— START DATASET —

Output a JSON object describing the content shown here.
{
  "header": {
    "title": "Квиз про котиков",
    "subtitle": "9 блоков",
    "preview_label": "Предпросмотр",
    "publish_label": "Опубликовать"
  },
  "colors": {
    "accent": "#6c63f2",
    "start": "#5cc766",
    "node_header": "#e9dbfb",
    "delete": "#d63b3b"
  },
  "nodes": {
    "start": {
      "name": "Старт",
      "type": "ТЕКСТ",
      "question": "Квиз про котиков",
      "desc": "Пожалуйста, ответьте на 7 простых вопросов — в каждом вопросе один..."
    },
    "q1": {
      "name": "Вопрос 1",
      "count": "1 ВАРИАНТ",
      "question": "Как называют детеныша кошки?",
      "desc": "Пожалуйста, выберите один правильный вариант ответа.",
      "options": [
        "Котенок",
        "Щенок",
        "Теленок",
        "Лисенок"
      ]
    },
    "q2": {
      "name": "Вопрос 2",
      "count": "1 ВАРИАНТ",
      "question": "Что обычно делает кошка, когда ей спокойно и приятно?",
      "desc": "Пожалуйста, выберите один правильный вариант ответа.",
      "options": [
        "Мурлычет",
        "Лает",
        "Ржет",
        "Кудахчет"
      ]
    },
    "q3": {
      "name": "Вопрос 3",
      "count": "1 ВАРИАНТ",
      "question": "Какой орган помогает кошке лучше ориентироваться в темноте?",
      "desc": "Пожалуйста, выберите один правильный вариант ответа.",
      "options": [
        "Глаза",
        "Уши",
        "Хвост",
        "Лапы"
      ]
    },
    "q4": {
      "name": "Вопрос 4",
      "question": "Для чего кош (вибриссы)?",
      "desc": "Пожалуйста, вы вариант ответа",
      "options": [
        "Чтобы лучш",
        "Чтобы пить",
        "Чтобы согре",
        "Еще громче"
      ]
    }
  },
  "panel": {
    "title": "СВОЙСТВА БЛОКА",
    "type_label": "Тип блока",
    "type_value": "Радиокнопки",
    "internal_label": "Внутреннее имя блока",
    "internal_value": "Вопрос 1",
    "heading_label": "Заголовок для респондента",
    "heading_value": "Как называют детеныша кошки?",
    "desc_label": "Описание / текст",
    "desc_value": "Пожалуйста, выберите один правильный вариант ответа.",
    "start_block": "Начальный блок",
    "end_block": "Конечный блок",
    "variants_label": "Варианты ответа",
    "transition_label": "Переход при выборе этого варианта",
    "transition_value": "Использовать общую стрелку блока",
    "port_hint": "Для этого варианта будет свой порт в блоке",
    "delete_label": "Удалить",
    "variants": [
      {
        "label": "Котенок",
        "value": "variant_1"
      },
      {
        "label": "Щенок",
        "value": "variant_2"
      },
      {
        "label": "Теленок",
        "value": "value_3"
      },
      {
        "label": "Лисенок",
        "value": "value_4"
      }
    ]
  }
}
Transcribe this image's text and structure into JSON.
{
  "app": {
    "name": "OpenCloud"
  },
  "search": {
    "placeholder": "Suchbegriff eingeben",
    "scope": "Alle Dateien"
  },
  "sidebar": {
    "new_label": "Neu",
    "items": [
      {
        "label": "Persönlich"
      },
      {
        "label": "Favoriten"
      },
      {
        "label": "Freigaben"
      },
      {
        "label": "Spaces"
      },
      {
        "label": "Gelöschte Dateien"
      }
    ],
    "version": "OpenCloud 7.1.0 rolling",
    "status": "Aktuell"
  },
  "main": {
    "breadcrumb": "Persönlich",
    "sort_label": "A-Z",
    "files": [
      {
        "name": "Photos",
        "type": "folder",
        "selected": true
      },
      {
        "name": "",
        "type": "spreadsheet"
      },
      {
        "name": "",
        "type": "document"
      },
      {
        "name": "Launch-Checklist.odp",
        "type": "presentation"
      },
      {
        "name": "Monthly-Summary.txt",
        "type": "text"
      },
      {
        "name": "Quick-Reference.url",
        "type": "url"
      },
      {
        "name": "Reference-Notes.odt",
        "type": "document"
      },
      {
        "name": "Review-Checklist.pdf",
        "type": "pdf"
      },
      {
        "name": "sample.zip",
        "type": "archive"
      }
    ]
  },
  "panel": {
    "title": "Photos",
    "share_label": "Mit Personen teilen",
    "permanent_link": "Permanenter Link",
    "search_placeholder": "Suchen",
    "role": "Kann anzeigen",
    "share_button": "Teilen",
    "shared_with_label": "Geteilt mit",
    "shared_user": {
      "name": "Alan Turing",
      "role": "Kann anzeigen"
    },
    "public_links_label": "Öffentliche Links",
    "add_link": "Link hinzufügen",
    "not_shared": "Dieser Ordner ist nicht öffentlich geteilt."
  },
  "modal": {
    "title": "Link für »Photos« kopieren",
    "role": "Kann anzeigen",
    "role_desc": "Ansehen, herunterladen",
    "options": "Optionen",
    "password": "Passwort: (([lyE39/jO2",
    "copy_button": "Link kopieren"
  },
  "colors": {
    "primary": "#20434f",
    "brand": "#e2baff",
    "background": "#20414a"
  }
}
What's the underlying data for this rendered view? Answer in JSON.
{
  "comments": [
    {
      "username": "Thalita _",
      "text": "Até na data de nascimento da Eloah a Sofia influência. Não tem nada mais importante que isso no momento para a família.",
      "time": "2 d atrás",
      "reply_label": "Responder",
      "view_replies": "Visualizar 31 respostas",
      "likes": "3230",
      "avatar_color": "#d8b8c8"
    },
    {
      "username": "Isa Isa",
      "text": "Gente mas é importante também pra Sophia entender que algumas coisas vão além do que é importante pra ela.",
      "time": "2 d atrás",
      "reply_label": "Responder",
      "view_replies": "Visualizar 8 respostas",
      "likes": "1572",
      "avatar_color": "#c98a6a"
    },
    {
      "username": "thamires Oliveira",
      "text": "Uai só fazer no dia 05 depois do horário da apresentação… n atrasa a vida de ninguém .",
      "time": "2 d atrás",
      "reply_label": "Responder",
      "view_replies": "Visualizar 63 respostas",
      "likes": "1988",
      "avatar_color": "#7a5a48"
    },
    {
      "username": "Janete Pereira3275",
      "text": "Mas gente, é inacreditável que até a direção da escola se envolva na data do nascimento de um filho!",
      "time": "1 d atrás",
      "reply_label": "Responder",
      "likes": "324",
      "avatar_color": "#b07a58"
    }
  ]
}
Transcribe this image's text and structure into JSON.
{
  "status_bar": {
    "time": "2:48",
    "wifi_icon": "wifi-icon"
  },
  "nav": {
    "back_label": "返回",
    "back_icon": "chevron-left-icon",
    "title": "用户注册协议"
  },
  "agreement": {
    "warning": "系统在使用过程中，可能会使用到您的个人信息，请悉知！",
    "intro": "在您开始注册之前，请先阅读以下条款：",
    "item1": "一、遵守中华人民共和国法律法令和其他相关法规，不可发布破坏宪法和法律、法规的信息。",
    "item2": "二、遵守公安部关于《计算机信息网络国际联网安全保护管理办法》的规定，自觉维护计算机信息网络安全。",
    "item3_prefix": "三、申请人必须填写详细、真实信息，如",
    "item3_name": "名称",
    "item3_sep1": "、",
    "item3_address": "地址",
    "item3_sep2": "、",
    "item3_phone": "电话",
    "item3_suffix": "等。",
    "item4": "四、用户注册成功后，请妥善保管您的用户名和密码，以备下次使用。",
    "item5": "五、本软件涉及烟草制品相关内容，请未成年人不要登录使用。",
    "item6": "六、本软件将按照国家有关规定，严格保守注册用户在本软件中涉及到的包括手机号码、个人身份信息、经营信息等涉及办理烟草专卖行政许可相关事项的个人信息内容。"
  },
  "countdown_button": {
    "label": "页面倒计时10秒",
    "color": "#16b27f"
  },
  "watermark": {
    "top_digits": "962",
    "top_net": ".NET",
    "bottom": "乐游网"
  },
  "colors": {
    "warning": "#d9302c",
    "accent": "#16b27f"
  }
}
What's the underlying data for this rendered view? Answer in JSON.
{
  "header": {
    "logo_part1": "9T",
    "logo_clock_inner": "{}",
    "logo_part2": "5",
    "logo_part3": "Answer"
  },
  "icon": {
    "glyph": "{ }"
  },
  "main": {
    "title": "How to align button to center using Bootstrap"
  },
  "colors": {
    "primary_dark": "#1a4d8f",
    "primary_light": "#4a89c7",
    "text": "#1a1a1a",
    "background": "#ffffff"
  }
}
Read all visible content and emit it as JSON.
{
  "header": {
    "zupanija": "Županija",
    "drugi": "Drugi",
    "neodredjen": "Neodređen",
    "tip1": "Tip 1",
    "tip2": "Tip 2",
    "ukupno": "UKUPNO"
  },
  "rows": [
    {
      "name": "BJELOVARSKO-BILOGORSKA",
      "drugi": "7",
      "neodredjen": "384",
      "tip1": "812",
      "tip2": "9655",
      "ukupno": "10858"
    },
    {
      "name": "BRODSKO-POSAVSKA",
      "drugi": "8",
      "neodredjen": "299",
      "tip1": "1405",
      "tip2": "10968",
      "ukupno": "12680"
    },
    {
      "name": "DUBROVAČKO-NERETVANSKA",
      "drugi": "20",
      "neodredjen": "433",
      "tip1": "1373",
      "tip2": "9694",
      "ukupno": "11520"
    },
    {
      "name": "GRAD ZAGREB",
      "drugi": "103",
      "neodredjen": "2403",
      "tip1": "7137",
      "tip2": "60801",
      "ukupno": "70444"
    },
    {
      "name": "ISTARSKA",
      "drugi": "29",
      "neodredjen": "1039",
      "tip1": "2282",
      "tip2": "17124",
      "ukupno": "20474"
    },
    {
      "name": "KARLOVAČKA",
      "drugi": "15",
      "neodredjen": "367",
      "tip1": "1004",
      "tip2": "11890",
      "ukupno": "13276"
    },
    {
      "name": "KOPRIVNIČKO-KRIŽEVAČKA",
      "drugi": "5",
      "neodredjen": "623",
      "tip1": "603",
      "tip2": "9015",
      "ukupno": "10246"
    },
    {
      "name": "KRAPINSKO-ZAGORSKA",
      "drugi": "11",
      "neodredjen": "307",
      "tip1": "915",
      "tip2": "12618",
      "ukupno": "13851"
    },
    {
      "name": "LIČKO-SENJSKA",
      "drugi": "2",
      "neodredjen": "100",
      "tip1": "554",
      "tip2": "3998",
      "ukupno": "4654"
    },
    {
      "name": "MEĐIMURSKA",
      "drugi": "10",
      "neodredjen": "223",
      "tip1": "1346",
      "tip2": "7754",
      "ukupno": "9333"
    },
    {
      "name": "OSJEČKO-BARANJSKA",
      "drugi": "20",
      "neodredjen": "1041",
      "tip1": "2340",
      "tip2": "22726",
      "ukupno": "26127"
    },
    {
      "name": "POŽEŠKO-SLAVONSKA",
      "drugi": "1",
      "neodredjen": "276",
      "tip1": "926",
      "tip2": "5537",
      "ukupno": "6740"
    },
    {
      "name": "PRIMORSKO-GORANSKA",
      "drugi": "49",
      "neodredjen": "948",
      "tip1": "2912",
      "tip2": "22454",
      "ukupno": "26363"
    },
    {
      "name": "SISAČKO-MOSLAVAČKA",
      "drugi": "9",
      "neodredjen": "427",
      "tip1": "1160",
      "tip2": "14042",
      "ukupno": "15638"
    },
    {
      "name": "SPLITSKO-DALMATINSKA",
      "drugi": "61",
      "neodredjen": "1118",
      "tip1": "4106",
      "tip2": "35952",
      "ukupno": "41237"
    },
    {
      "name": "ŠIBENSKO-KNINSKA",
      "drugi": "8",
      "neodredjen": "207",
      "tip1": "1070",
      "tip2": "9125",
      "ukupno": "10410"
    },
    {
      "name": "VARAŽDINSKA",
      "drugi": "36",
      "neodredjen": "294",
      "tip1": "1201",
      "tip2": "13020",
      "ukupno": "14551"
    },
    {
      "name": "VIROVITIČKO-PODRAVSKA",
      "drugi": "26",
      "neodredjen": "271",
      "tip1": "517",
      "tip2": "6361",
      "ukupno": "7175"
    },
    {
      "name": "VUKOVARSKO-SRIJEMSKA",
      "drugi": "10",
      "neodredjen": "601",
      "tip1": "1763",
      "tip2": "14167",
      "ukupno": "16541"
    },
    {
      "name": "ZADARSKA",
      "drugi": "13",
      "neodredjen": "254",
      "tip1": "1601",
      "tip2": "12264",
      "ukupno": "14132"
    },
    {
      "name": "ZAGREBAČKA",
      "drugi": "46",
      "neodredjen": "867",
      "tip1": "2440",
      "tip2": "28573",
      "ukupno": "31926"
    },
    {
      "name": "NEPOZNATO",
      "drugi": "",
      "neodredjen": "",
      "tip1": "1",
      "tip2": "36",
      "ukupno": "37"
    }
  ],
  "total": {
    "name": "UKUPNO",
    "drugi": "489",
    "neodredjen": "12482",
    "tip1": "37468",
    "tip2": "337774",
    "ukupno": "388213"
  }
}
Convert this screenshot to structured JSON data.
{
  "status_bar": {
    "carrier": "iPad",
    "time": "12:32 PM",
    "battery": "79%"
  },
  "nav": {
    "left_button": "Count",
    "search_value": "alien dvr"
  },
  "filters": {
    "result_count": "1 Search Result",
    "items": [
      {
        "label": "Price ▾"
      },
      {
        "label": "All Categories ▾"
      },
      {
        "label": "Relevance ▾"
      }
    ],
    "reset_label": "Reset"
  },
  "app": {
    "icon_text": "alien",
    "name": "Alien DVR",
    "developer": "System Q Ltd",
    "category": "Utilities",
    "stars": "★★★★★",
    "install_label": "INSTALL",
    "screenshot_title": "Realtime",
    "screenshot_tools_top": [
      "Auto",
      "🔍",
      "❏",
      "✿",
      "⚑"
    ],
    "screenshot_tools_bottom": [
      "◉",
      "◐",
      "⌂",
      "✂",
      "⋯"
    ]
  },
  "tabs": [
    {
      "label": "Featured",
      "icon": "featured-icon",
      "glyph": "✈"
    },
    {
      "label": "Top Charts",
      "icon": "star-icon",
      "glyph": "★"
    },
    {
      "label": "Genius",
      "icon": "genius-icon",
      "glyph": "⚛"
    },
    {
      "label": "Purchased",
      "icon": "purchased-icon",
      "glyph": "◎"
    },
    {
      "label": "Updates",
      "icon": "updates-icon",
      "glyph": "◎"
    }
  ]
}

— END DATASET —

§ **OBJECTIVE**
From the line holding "Convert this screenshot" to the last line of the records, quote each line exactly and add nothing.

§ **SOLUTION**
Convert this screenshot to structured JSON data.
{
  "status_bar": {
    "carrier": "iPad",
    "time": "12:32 PM",
    "battery": "79%"
  },
  "nav": {
    "left_button": "Count",
    "search_value": "alien dvr"
  },
  "filters": {
    "result_count": "1 Search Result",
    "items": [
      {
        "label": "Price ▾"
      },
      {
        "label": "All Categories ▾"
      },
      {
        "label": "Relevance ▾"
      }
    ],
    "reset_label": "Reset"
  },
  "app": {
    "icon_text": "alien",
    "name": "Alien DVR",
    "developer": "System Q Ltd",
    "category": "Utilities",
    "stars": "★★★★★",
    "install_label": "INSTALL",
    "screenshot_title": "Realtime",
    "screenshot_tools_top": [
      "Auto",
      "🔍",
      "❏",
      "✿",
      "⚑"
    ],
    "screenshot_tools_bottom": [
      "◉",
      "◐",
      "⌂",
      "✂",
      "⋯"
    ]
  },
  "tabs": [
    {
      "label": "Featured",
      "icon": "featured-icon",
      "glyph": "✈"
    },
    {
      "label": "Top Charts",
      "icon": "star-icon",
      "glyph": "★"
    },
    {
      "label": "Genius",
      "icon": "genius-icon",
      "glyph": "⚛"
    },
    {
      "label": "Purchased",
      "icon": "purchased-icon",
      "glyph": "◎"
    },
    {
      "label": "Updates",
      "icon": "updates-icon",
      "glyph": "◎"
    }
  ]
}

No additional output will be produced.